Print all of the data exactly as written.

Records from a collection of figures:
Begin

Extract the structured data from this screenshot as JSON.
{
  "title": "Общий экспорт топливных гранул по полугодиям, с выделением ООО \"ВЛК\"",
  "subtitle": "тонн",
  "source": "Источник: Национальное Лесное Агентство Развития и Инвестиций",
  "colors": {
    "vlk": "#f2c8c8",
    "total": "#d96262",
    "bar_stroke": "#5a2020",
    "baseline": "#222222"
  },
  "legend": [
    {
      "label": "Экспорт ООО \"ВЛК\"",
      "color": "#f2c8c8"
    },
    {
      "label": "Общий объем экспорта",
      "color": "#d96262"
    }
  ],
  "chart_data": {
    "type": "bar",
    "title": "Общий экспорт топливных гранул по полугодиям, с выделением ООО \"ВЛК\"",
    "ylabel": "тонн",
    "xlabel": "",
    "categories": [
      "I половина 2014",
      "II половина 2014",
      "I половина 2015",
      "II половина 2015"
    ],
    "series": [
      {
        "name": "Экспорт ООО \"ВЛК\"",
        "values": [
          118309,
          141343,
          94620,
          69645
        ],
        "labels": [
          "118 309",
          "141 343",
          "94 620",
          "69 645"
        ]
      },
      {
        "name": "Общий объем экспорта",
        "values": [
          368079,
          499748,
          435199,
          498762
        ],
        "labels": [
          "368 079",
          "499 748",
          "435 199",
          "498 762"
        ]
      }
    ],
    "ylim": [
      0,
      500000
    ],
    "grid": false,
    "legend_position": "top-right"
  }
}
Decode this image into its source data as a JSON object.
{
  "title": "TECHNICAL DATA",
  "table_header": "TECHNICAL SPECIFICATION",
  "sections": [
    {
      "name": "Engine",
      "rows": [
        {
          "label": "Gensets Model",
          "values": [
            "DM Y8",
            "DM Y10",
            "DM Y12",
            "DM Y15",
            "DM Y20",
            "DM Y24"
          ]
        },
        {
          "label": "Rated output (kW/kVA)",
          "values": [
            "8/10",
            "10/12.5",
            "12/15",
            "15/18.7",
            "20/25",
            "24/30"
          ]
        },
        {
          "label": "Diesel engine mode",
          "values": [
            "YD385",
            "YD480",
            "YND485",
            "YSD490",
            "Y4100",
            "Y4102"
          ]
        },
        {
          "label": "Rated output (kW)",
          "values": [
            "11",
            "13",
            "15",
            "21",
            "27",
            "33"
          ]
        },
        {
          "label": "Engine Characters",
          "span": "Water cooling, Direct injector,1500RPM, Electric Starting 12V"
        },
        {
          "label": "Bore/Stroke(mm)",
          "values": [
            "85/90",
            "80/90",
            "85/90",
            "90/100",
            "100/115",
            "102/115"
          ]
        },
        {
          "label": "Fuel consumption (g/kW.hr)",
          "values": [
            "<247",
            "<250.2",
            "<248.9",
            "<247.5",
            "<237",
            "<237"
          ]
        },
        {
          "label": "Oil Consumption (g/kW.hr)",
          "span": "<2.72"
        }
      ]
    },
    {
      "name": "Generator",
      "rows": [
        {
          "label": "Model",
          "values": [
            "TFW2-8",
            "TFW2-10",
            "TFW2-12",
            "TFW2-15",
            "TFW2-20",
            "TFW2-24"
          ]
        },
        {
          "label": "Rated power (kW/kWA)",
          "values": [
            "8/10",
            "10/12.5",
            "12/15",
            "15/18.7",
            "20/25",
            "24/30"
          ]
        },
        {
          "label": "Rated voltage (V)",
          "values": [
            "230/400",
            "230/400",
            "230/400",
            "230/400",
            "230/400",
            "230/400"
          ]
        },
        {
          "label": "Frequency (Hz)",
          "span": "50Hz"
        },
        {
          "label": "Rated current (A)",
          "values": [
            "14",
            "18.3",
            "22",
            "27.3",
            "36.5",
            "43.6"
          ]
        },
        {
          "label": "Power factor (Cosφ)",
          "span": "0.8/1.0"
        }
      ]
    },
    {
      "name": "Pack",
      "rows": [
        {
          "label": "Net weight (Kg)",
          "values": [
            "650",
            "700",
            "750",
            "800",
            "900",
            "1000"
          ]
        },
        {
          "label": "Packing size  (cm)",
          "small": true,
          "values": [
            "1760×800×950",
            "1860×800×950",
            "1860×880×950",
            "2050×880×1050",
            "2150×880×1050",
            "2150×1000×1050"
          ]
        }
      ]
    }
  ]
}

End

_Answer in full_:
Extract the structured data from this screenshot as JSON.
{
  "title": "Общий экспорт топливных гранул по полугодиям, с выделением ООО \"ВЛК\"",
  "subtitle": "тонн",
  "source": "Источник: Национальное Лесное Агентство Развития и Инвестиций",
  "colors": {
    "vlk": "#f2c8c8",
    "total": "#d96262",
    "bar_stroke": "#5a2020",
    "baseline": "#222222"
  },
  "legend": [
    {
      "label": "Экспорт ООО \"ВЛК\"",
      "color": "#f2c8c8"
    },
    {
      "label": "Общий объем экспорта",
      "color": "#d96262"
    }
  ],
  "chart_data": {
    "type": "bar",
    "title": "Общий экспорт топливных гранул по полугодиям, с выделением ООО \"ВЛК\"",
    "ylabel": "тонн",
    "xlabel": "",
    "categories": [
      "I половина 2014",
      "II половина 2014",
      "I половина 2015",
      "II половина 2015"
    ],
    "series": [
      {
        "name": "Экспорт ООО \"ВЛК\"",
        "values": [
          118309,
          141343,
          94620,
          69645
        ],
        "labels": [
          "118 309",
          "141 343",
          "94 620",
          "69 645"
        ]
      },
      {
        "name": "Общий объем экспорта",
        "values": [
          368079,
          499748,
          435199,
          498762
        ],
        "labels": [
          "368 079",
          "499 748",
          "435 199",
          "498 762"
        ]
      }
    ],
    "ylim": [
      0,
      500000
    ],
    "grid": false,
    "legend_position": "top-right"
  }
}
Decode this image into its source data as a JSON object.
{
  "title": "TECHNICAL DATA",
  "table_header": "TECHNICAL SPECIFICATION",
  "sections": [
    {
      "name": "Engine",
      "rows": [
        {
          "label": "Gensets Model",
          "values": [
            "DM Y8",
            "DM Y10",
            "DM Y12",
            "DM Y15",
            "DM Y20",
            "DM Y24"
          ]
        },
        {
          "label": "Rated output (kW/kVA)",
          "values": [
            "8/10",
            "10/12.5",
            "12/15",
            "15/18.7",
            "20/25",
            "24/30"
          ]
        },
        {
          "label": "Diesel engine mode",
          "values": [
            "YD385",
            "YD480",
            "YND485",
            "YSD490",
            "Y4100",
            "Y4102"
          ]
        },
        {
          "label": "Rated output (kW)",
          "values": [
            "11",
            "13",
            "15",
            "21",
            "27",
            "33"
          ]
        },
        {
          "label": "Engine Characters",
          "span": "Water cooling, Direct injector,1500RPM, Electric Starting 12V"
        },
        {
          "label": "Bore/Stroke(mm)",
          "values": [
            "85/90",
            "80/90",
            "85/90",
            "90/100",
            "100/115",
            "102/115"
          ]
        },
        {
          "label": "Fuel consumption (g/kW.hr)",
          "values": [
            "<247",
            "<250.2",
            "<248.9",
            "<247.5",
            "<237",
            "<237"
          ]
        },
        {
          "label": "Oil Consumption (g/kW.hr)",
          "span": "<2.72"
        }
      ]
    },
    {
      "name": "Generator",
      "rows": [
        {
          "label": "Model",
          "values": [
            "TFW2-8",
            "TFW2-10",
            "TFW2-12",
            "TFW2-15",
            "TFW2-20",
            "TFW2-24"
          ]
        },
        {
          "label": "Rated power (kW/kWA)",
          "values": [
            "8/10",
            "10/12.5",
            "12/15",
            "15/18.7",
            "20/25",
            "24/30"
          ]
        },
        {
          "label": "Rated voltage (V)",
          "values": [
            "230/400",
            "230/400",
            "230/400",
            "230/400",
            "230/400",
            "230/400"
          ]
        },
        {
          "label": "Frequency (Hz)",
          "span": "50Hz"
        },
        {
          "label": "Rated current (A)",
          "values": [
            "14",
            "18.3",
            "22",
            "27.3",
            "36.5",
            "43.6"
          ]
        },
        {
          "label": "Power factor (Cosφ)",
          "span": "0.8/1.0"
        }
      ]
    },
    {
      "name": "Pack",
      "rows": [
        {
          "label": "Net weight (Kg)",
          "values": [
            "650",
            "700",
            "750",
            "800",
            "900",
            "1000"
          ]
        },
        {
          "label": "Packing size  (cm)",
          "small": true,
          "values": [
            "1760×800×950",
            "1860×800×950",
            "1860×880×950",
            "2050×880×1050",
            "2150×880×1050",
            "2150×1000×1050"
          ]
        }
      ]
    }
  ]
}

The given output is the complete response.